» **Your goal**
Reproduce all the entries exactly and keep the pictures out.

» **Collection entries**
● ● ● ● ●

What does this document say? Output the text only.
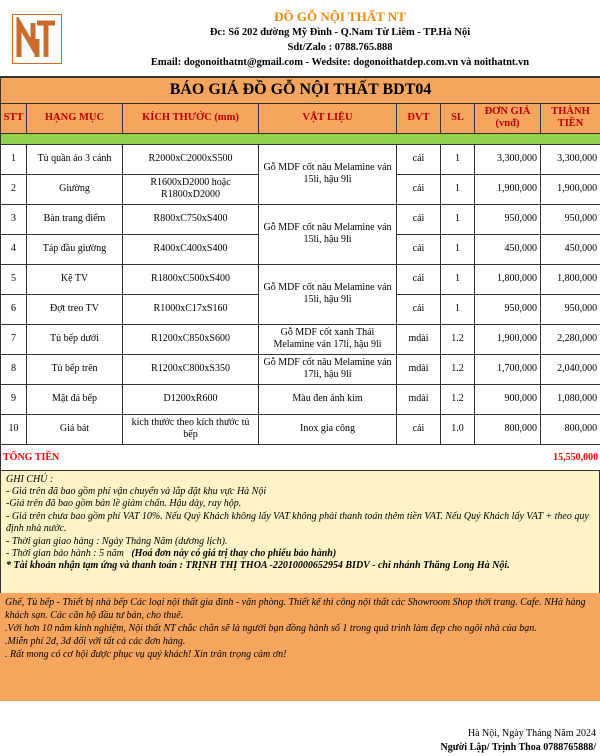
ĐỒ GỖ NỘI THẤT NT
Đc: Số 202 đường Mỹ Đình - Q.Nam Từ Liêm - TP.Hà Nội
Sdt/Zalo : 0788.765.888
Email: dogonoithatnt@gmail.com - Wedsite: dogonoithatdep.com.vn và noithatnt.vn
BÁO GIÁ ĐỒ GỖ NỘI THẤT BDT04							
STT	HẠNG MỤC	KÍCH THƯỚC (mm)	VẬT LIỆU	ĐVT	SL	ĐƠN GIÁ (vnđ)	THÀNH TIỀN

1	Tủ quần áo 3 cánh	R2000xC2000xS500	Gỗ MDF cốt nâu Melamine ván 15li, hậu 9li	cái	1	3,300,000	3,300,000
2	Giường	R1600xD2000 hoặc R1800xD2000		cái	1	1,900,000	1,900,000
3	Bàn trang điểm	R800xC750xS400	Gỗ MDF cốt nâu Melamine ván 15li, hậu 9li	cái	1	950,000	950,000
4	Táp đầu giường	R400xC400xS400		cái	1	450,000	450,000
5	Kệ TV	R1800xC500xS400	Gỗ MDF cốt nâu Melamine ván 15li, hậu 9li	cái	1	1,800,000	1,800,000
6	Đợt treo TV	R1000xC17xS160		cái	1	950,000	950,000
7	Tủ bếp dưới	R1200xC850xS600	Gỗ MDF cốt xanh Thái Melamine ván 17li, hậu 9li	mdài	1.2	1,900,000	2,280,000
8	Tủ bếp trên	R1200xC800xS350	Gỗ MDF cốt nâu Melamine ván 17li, hậu 9li	mdài	1.2	1,700,000	2,040,000
9	Mặt đá bếp	D1200xR600	Màu đen ánh kim	mdài	1.2	900,000	1,080,000
10	Giá bát	kích thước theo kích thước tủ bếp	Inox gia công	cái	1.0	800,000	800,000
TỔNG TIỀN						15,550,000	
GHI CHÚ :
- Giá trên đã bao gồm phí vận chuyển và lắp đặt khu vực Hà Nội
-Giá trên đã bao gồm bản lề giảm chấn. Hậu dày, ray hộp.
- Giá trên chưa bao gồm phí VAT 10%. Nếu Quý Khách không lấy VAT không phải thanh toán thêm tiền VAT. Nếu Quý Khách lấy VAT + theo quy định nhà nước.
- Thời gian giao hàng : Ngày Tháng Năm (dương lịch).
- Thời gian bảo hành : 5 năm (Hoá đơn này có giá trị thay cho phiếu bảo hành)
* Tài khoản nhận tạm ứng và thanh toán : TRỊNH THỊ THOA -22010000652954 BIDV - chi nhánh Thăng Long Hà Nội.
Ghế, Tủ bếp - Thiết bị nhà bếp Các loại nội thất gia đình - văn phòng. Thiết kế thi công nội thất các Showroom Shop thời trang. Cafe. NHà hàng khách sạn. Các căn hộ đầu tư bán, cho thuê.
.Với hơn 10 năm kinh nghiệm, Nội thất NT chắc chắn sẽ là người bạn đồng hành số 1 trong quá trình làm đẹp cho ngôi nhà của bạn.
.Miễn phí 2d, 3d đối với tất cả các đơn hàng.
. Rất mong có cơ hội được phục vụ quý khách! Xin trân trọng cảm ơn!
Hà Nội, Ngày Tháng Năm 2024
Người Lập/ Trịnh Thoa 0788765888/
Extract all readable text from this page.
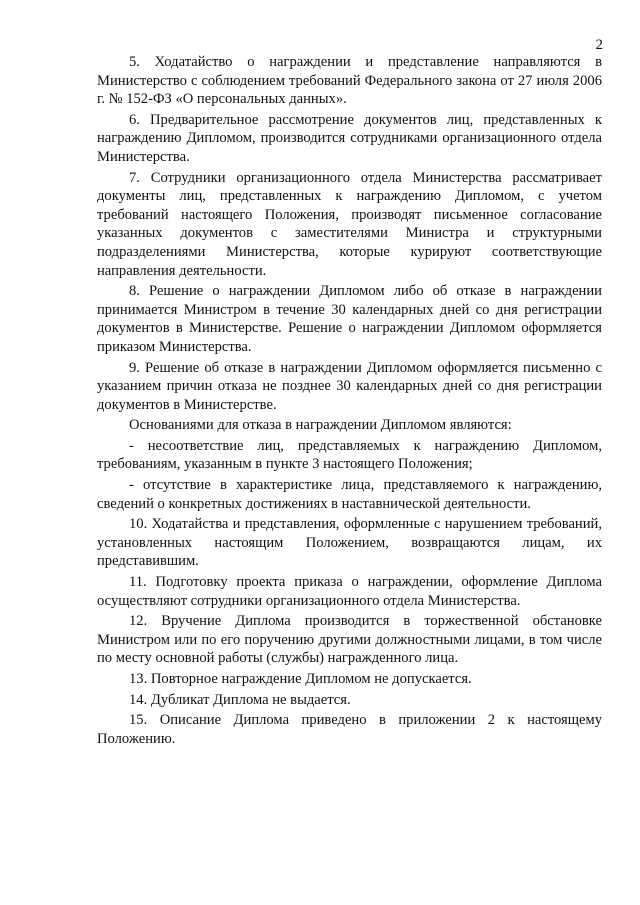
2

5. Ходатайство о награждении и представление направляются в Министерство с соблюдением требований Федерального закона от 27 июля 2006 г. № 152-ФЗ «О персональных данных».

6. Предварительное рассмотрение документов лиц, представленных к награждению Дипломом, производится сотрудниками организационного отдела Министерства.

7. Сотрудники организационного отдела Министерства рассматривает документы лиц, представленных к награждению Дипломом, с учетом требований настоящего Положения, производят письменное согласование указанных документов с заместителями Министра и структурными подразделениями Министерства, которые курируют соответствующие направления деятельности.

8. Решение о награждении Дипломом либо об отказе в награждении принимается Министром в течение 30 календарных дней со дня регистрации документов в Министерстве. Решение о награждении Дипломом оформляется приказом Министерства.

9. Решение об отказе в награждении Дипломом оформляется письменно с указанием причин отказа не позднее 30 календарных дней со дня регистрации документов в Министерстве.

Основаниями для отказа в награждении Дипломом являются:

- несоответствие лиц, представляемых к награждению Дипломом, требованиям, указанным в пункте 3 настоящего Положения;

- отсутствие в характеристике лица, представляемого к награждению, сведений о конкретных достижениях в наставнической деятельности.

10. Ходатайства и представления, оформленные с нарушением требований, установленных настоящим Положением, возвращаются лицам, их представившим.

11. Подготовку проекта приказа о награждении, оформление Диплома осуществляют сотрудники организационного отдела Министерства.

12. Вручение Диплома производится в торжественной обстановке Министром или по его поручению другими должностными лицами, в том числе по месту основной работы (службы) награжденного лица.

13. Повторное награждение Дипломом не допускается.

14. Дубликат Диплома не выдается.

15. Описание Диплома приведено в приложении 2 к настоящему Положению.
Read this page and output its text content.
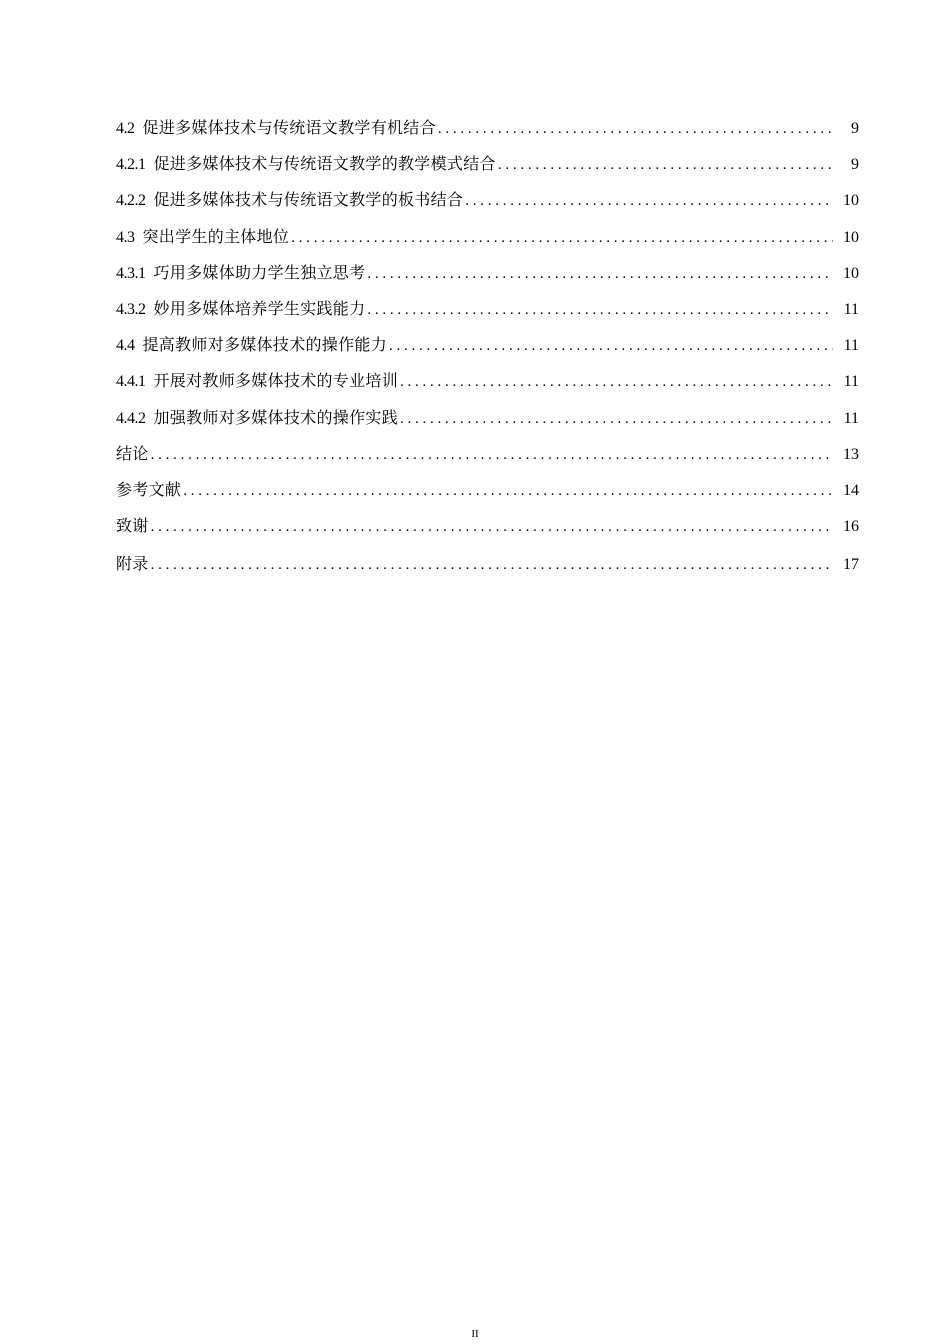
4.2 促进多媒体技术与传统语文教学有机结合 . . .	9
4.2.1 促进多媒体技术与传统语文教学的教学模式结合 . . .	9
4.2.2 促进多媒体技术与传统语文教学的板书结合 . . .	10
4.3 突出学生的主体地位 . . .	10
4.3.1 巧用多媒体助力学生独立思考 . . .	10
4.3.2 妙用多媒体培养学生实践能力 . . .	11
4.4 提高教师对多媒体技术的操作能力 . . .	11
4.4.1 开展对教师多媒体技术的专业培训 . . .	11
4.4.2 加强教师对多媒体技术的操作实践 . . .	11
结论 . . .	13
参考文献 . . .	14
致谢 . . .	16
附录 . . .	17
II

● ● ● ● ●

» **Complete output**
What does this document say? Output the text only.
ĐỒ GỖ NỘI THẤT NT
Đc: Số 202 đường Mỹ Đình - Q.Nam Từ Liêm - TP.Hà Nội
Sdt/Zalo : 0788.765.888
Email: dogonoithatnt@gmail.com - Wedsite: dogonoithatdep.com.vn và noithatnt.vn
BÁO GIÁ ĐỒ GỖ NỘI THẤT BDT04							
STT	HẠNG MỤC	KÍCH THƯỚC (mm)	VẬT LIỆU	ĐVT	SL	ĐƠN GIÁ (vnđ)	THÀNH TIỀN

1	Tủ quần áo 3 cánh	R2000xC2000xS500	Gỗ MDF cốt nâu Melamine ván 15li, hậu 9li	cái	1	3,300,000	3,300,000
2	Giường	R1600xD2000 hoặc R1800xD2000		cái	1	1,900,000	1,900,000
3	Bàn trang điểm	R800xC750xS400	Gỗ MDF cốt nâu Melamine ván 15li, hậu 9li	cái	1	950,000	950,000
4	Táp đầu giường	R400xC400xS400		cái	1	450,000	450,000
5	Kệ TV	R1800xC500xS400	Gỗ MDF cốt nâu Melamine ván 15li, hậu 9li	cái	1	1,800,000	1,800,000
6	Đợt treo TV	R1000xC17xS160		cái	1	950,000	950,000
7	Tủ bếp dưới	R1200xC850xS600	Gỗ MDF cốt xanh Thái Melamine ván 17li, hậu 9li	mdài	1.2	1,900,000	2,280,000
8	Tủ bếp trên	R1200xC800xS350	Gỗ MDF cốt nâu Melamine ván 17li, hậu 9li	mdài	1.2	1,700,000	2,040,000
9	Mặt đá bếp	D1200xR600	Màu đen ánh kim	mdài	1.2	900,000	1,080,000
10	Giá bát	kích thước theo kích thước tủ bếp	Inox gia công	cái	1.0	800,000	800,000
TỔNG TIỀN						15,550,000	
GHI CHÚ :
- Giá trên đã bao gồm phí vận chuyển và lắp đặt khu vực Hà Nội
-Giá trên đã bao gồm bản lề giảm chấn. Hậu dày, ray hộp.
- Giá trên chưa bao gồm phí VAT 10%. Nếu Quý Khách không lấy VAT không phải thanh toán thêm tiền VAT. Nếu Quý Khách lấy VAT + theo quy định nhà nước.
- Thời gian giao hàng : Ngày Tháng Năm (dương lịch).
- Thời gian bảo hành : 5 năm (Hoá đơn này có giá trị thay cho phiếu bảo hành)
* Tài khoản nhận tạm ứng và thanh toán : TRỊNH THỊ THOA -22010000652954 BIDV - chi nhánh Thăng Long Hà Nội.
Ghế, Tủ bếp - Thiết bị nhà bếp Các loại nội thất gia đình - văn phòng. Thiết kế thi công nội thất các Showroom Shop thời trang. Cafe. NHà hàng khách sạn. Các căn hộ đầu tư bán, cho thuê.
.Với hơn 10 năm kinh nghiệm, Nội thất NT chắc chắn sẽ là người bạn đồng hành số 1 trong quá trình làm đẹp cho ngôi nhà của bạn.
.Miễn phí 2d, 3d đối với tất cả các đơn hàng.
. Rất mong có cơ hội được phục vụ quý khách! Xin trân trọng cảm ơn!
Hà Nội, Ngày Tháng Năm 2024
Người Lập/ Trịnh Thoa 0788765888/
Extract all readable text from this page.
2

5. Ходатайство о награждении и представление направляются в Министерство с соблюдением требований Федерального закона от 27 июля 2006 г. № 152-ФЗ «О персональных данных».

6. Предварительное рассмотрение документов лиц, представленных к награждению Дипломом, производится сотрудниками организационного отдела Министерства.

7. Сотрудники организационного отдела Министерства рассматривает документы лиц, представленных к награждению Дипломом, с учетом требований настоящего Положения, производят письменное согласование указанных документов с заместителями Министра и структурными подразделениями Министерства, которые курируют соответствующие направления деятельности.

8. Решение о награждении Дипломом либо об отказе в награждении принимается Министром в течение 30 календарных дней со дня регистрации документов в Министерстве. Решение о награждении Дипломом оформляется приказом Министерства.

9. Решение об отказе в награждении Дипломом оформляется письменно с указанием причин отказа не позднее 30 календарных дней со дня регистрации документов в Министерстве.

Основаниями для отказа в награждении Дипломом являются:

- несоответствие лиц, представляемых к награждению Дипломом, требованиям, указанным в пункте 3 настоящего Положения;

- отсутствие в характеристике лица, представляемого к награждению, сведений о конкретных достижениях в наставнической деятельности.

10. Ходатайства и представления, оформленные с нарушением требований, установленных настоящим Положением, возвращаются лицам, их представившим.

11. Подготовку проекта приказа о награждении, оформление Диплома осуществляют сотрудники организационного отдела Министерства.

12. Вручение Диплома производится в торжественной обстановке Министром или по его поручению другими должностными лицами, в том числе по месту основной работы (службы) награжденного лица.

13. Повторное награждение Дипломом не допускается.

14. Дубликат Диплома не выдается.

15. Описание Диплома приведено в приложении 2 к настоящему Положению.
Read this page and output its text content.
4.2 促进多媒体技术与传统语文教学有机结合 . . .	9
4.2.1 促进多媒体技术与传统语文教学的教学模式结合 . . .	9
4.2.2 促进多媒体技术与传统语文教学的板书结合 . . .	10
4.3 突出学生的主体地位 . . .	10
4.3.1 巧用多媒体助力学生独立思考 . . .	10
4.3.2 妙用多媒体培养学生实践能力 . . .	11
4.4 提高教师对多媒体技术的操作能力 . . .	11
4.4.1 开展对教师多媒体技术的专业培训 . . .	11
4.4.2 加强教师对多媒体技术的操作实践 . . .	11
结论 . . .	13
参考文献 . . .	14
致谢 . . .	16
附录 . . .	17
II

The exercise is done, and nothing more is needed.